> **Extrait à lire**
_ _ _ _
Jean Baubérot : Effectivement, beaucoup de pays qui avaient admiré la position de la France face à la guerre d'Irak ont été déçus par la loi de mars 2004. Et il ne s'agit pas seulement de pays musulmans. La loi de mars 2004 interdit le port de signes religieux dits "ostensibles" à l'école publique. Par exemple, la loi a conduit à exclure des sikhs de l'école parce qu'ils avaient un turban, ce qui a provoqué des campagnes de presse hostiles en Inde.
Par ailleurs, souvent, on a cru que le foulard était interdit partout, et pas seulement à l'école publique. Bien sûr, d'autres personnes et moi-même, quand nous faisons des conférences à l'étranger, nous rectifions. Mais il faut se rendre compte que ce genre de généralisation est assez identique à la façon dont nous généralisons nous-mêmes souvent notre vision d'autres pays. La loi a provoqué des désaccords, mais on a intérêt à séparer les aspects fondamentaux de la laïcité.
Il y a trois éléments : la liberté de conscience et de culte, la séparation du religieux et du politique et l'égalité des religions et des convictions (non religieuses). Et la concrétisation qui en est donnée, soit en France, soit dans d'autres pays, dans des situations particulières. C'est le but de la déclaration que "Le Monde" a publiée dans son numéro de samedi 10 décembre, qui essaie de montrer que la laïcité n'est pas que française.
_ _ _ _
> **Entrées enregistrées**
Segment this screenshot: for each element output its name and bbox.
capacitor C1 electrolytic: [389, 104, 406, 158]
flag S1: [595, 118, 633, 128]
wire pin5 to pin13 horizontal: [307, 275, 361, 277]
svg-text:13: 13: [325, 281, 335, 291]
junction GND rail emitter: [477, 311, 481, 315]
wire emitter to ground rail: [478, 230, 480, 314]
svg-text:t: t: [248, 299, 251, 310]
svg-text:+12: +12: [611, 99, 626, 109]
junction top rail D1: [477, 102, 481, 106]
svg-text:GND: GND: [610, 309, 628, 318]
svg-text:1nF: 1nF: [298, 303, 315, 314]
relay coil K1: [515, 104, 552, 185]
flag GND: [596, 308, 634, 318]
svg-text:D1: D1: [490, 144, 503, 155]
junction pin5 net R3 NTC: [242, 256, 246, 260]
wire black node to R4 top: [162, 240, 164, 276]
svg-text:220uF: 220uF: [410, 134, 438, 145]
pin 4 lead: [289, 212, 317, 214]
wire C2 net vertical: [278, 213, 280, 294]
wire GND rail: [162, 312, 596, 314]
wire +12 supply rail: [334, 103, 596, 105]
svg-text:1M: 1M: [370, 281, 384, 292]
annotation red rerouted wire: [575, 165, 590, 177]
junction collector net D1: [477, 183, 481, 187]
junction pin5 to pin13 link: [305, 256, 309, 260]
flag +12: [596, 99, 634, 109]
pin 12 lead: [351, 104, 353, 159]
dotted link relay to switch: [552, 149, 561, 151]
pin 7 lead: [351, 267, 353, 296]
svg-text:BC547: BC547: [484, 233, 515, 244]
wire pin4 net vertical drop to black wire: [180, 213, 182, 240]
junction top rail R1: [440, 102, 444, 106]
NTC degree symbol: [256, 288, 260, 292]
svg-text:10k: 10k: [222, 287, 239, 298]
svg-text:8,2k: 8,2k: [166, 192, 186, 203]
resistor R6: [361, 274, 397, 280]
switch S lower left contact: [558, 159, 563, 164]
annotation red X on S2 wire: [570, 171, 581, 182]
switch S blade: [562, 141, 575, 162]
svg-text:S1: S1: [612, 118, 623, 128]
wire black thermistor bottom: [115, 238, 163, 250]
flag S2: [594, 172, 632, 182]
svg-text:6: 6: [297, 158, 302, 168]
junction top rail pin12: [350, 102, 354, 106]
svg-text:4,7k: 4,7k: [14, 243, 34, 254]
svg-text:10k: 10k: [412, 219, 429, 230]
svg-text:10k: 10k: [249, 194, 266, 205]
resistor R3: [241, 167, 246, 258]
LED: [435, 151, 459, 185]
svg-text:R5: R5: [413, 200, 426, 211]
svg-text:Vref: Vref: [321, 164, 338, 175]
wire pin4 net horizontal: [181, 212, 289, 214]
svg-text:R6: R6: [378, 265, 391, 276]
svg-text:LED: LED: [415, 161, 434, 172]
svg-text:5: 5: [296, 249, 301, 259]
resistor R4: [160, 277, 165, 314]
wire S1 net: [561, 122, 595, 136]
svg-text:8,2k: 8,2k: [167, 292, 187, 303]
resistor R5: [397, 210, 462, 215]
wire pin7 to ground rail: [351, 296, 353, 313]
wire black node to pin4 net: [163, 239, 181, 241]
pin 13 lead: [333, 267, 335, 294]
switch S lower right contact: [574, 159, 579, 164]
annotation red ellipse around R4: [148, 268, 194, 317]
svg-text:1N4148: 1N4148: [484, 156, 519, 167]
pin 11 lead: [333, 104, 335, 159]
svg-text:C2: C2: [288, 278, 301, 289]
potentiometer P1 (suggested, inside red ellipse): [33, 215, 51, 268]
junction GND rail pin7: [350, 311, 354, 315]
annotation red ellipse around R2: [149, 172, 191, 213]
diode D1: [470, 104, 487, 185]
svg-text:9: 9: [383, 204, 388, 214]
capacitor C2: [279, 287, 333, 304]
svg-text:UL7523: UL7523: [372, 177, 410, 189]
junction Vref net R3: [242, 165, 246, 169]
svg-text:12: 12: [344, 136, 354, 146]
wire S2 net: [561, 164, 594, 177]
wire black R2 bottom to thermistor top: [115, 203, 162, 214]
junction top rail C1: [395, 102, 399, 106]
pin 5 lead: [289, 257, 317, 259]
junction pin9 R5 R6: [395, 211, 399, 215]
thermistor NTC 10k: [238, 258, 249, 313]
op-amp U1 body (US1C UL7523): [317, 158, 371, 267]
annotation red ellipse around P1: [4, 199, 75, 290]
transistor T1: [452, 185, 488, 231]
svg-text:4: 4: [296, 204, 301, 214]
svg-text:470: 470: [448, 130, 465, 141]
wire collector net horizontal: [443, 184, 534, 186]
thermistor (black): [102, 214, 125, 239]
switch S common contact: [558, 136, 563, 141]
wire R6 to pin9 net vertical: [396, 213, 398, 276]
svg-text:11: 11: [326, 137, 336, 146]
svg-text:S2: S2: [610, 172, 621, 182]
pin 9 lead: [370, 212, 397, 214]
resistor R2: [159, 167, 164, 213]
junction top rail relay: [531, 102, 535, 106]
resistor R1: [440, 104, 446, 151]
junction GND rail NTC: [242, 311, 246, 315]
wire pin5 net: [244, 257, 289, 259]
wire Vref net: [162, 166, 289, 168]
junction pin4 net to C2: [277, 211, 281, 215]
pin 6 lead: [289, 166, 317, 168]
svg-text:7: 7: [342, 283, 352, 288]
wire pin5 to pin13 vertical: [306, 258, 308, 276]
_ _ _ _
> **Consigne 1**
Quels éléments constitutifs de la laïcité l'extrait énumère-t-il ? Citez-les tous.
> **Consigne 2**
Quelles lignes des entrées renferment la chaîne "bottom" ? Relevez-les toutes, en respectant la casse.

> **Corrigé 1**
- la liberté de conscience et de culte
- la séparation du religieux et du politique
- l'égalité des religions et des convictions (non religieuses)

> **Corrigé 2**
wire black thermistor bottom: [115, 238, 163, 250]
wire black R2 bottom to thermistor top: [115, 203, 162, 214]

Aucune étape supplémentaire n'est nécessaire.